Given problem. Write every record out again exactly as given.

Provided data start

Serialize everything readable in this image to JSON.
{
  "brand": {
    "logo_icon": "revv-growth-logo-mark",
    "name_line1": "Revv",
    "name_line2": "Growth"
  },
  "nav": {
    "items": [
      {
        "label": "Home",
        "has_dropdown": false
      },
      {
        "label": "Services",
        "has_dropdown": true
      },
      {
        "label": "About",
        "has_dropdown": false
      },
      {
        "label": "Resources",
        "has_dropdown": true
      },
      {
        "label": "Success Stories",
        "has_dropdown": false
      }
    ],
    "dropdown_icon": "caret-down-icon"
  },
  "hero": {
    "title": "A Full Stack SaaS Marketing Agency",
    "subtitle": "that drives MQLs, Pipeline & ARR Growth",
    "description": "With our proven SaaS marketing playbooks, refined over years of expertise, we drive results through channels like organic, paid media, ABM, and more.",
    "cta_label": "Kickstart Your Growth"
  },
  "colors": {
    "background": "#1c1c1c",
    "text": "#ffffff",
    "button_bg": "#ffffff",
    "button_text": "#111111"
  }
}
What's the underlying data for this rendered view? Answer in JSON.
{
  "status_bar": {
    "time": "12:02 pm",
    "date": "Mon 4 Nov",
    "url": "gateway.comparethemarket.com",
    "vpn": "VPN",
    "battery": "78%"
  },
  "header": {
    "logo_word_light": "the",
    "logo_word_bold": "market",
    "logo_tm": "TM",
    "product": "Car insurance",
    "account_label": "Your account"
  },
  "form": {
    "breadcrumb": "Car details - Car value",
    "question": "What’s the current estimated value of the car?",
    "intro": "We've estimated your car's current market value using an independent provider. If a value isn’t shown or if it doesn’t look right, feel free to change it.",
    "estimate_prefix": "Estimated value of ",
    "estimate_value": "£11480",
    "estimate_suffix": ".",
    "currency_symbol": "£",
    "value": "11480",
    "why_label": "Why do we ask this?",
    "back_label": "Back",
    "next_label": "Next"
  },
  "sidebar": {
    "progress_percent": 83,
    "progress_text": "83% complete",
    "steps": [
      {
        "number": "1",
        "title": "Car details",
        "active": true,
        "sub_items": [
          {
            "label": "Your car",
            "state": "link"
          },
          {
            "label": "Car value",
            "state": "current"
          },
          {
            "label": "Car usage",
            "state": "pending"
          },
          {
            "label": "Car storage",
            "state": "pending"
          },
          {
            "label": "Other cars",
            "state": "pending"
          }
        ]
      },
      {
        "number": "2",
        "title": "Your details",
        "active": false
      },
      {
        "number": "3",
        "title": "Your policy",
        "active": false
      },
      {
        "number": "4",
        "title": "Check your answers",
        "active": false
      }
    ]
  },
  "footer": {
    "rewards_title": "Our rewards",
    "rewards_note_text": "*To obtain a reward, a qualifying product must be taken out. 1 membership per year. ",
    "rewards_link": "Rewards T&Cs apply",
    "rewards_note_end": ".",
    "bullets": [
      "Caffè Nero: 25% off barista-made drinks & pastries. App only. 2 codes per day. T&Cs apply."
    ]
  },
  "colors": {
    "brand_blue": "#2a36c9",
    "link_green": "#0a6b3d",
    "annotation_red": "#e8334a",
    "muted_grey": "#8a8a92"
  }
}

Provided data end

Exercise answer.
Serialize everything readable in this image to JSON.
{
  "brand": {
    "logo_icon": "revv-growth-logo-mark",
    "name_line1": "Revv",
    "name_line2": "Growth"
  },
  "nav": {
    "items": [
      {
        "label": "Home",
        "has_dropdown": false
      },
      {
        "label": "Services",
        "has_dropdown": true
      },
      {
        "label": "About",
        "has_dropdown": false
      },
      {
        "label": "Resources",
        "has_dropdown": true
      },
      {
        "label": "Success Stories",
        "has_dropdown": false
      }
    ],
    "dropdown_icon": "caret-down-icon"
  },
  "hero": {
    "title": "A Full Stack SaaS Marketing Agency",
    "subtitle": "that drives MQLs, Pipeline & ARR Growth",
    "description": "With our proven SaaS marketing playbooks, refined over years of expertise, we drive results through channels like organic, paid media, ABM, and more.",
    "cta_label": "Kickstart Your Growth"
  },
  "colors": {
    "background": "#1c1c1c",
    "text": "#ffffff",
    "button_bg": "#ffffff",
    "button_text": "#111111"
  }
}
What's the underlying data for this rendered view? Answer in JSON.
{
  "status_bar": {
    "time": "12:02 pm",
    "date": "Mon 4 Nov",
    "url": "gateway.comparethemarket.com",
    "vpn": "VPN",
    "battery": "78%"
  },
  "header": {
    "logo_word_light": "the",
    "logo_word_bold": "market",
    "logo_tm": "TM",
    "product": "Car insurance",
    "account_label": "Your account"
  },
  "form": {
    "breadcrumb": "Car details - Car value",
    "question": "What’s the current estimated value of the car?",
    "intro": "We've estimated your car's current market value using an independent provider. If a value isn’t shown or if it doesn’t look right, feel free to change it.",
    "estimate_prefix": "Estimated value of ",
    "estimate_value": "£11480",
    "estimate_suffix": ".",
    "currency_symbol": "£",
    "value": "11480",
    "why_label": "Why do we ask this?",
    "back_label": "Back",
    "next_label": "Next"
  },
  "sidebar": {
    "progress_percent": 83,
    "progress_text": "83% complete",
    "steps": [
      {
        "number": "1",
        "title": "Car details",
        "active": true,
        "sub_items": [
          {
            "label": "Your car",
            "state": "link"
          },
          {
            "label": "Car value",
            "state": "current"
          },
          {
            "label": "Car usage",
            "state": "pending"
          },
          {
            "label": "Car storage",
            "state": "pending"
          },
          {
            "label": "Other cars",
            "state": "pending"
          }
        ]
      },
      {
        "number": "2",
        "title": "Your details",
        "active": false
      },
      {
        "number": "3",
        "title": "Your policy",
        "active": false
      },
      {
        "number": "4",
        "title": "Check your answers",
        "active": false
      }
    ]
  },
  "footer": {
    "rewards_title": "Our rewards",
    "rewards_note_text": "*To obtain a reward, a qualifying product must be taken out. 1 membership per year. ",
    "rewards_link": "Rewards T&Cs apply",
    "rewards_note_end": ".",
    "bullets": [
      "Caffè Nero: 25% off barista-made drinks & pastries. App only. 2 codes per day. T&Cs apply."
    ]
  },
  "colors": {
    "brand_blue": "#2a36c9",
    "link_green": "#0a6b3d",
    "annotation_red": "#e8334a",
    "muted_grey": "#8a8a92"
  }
}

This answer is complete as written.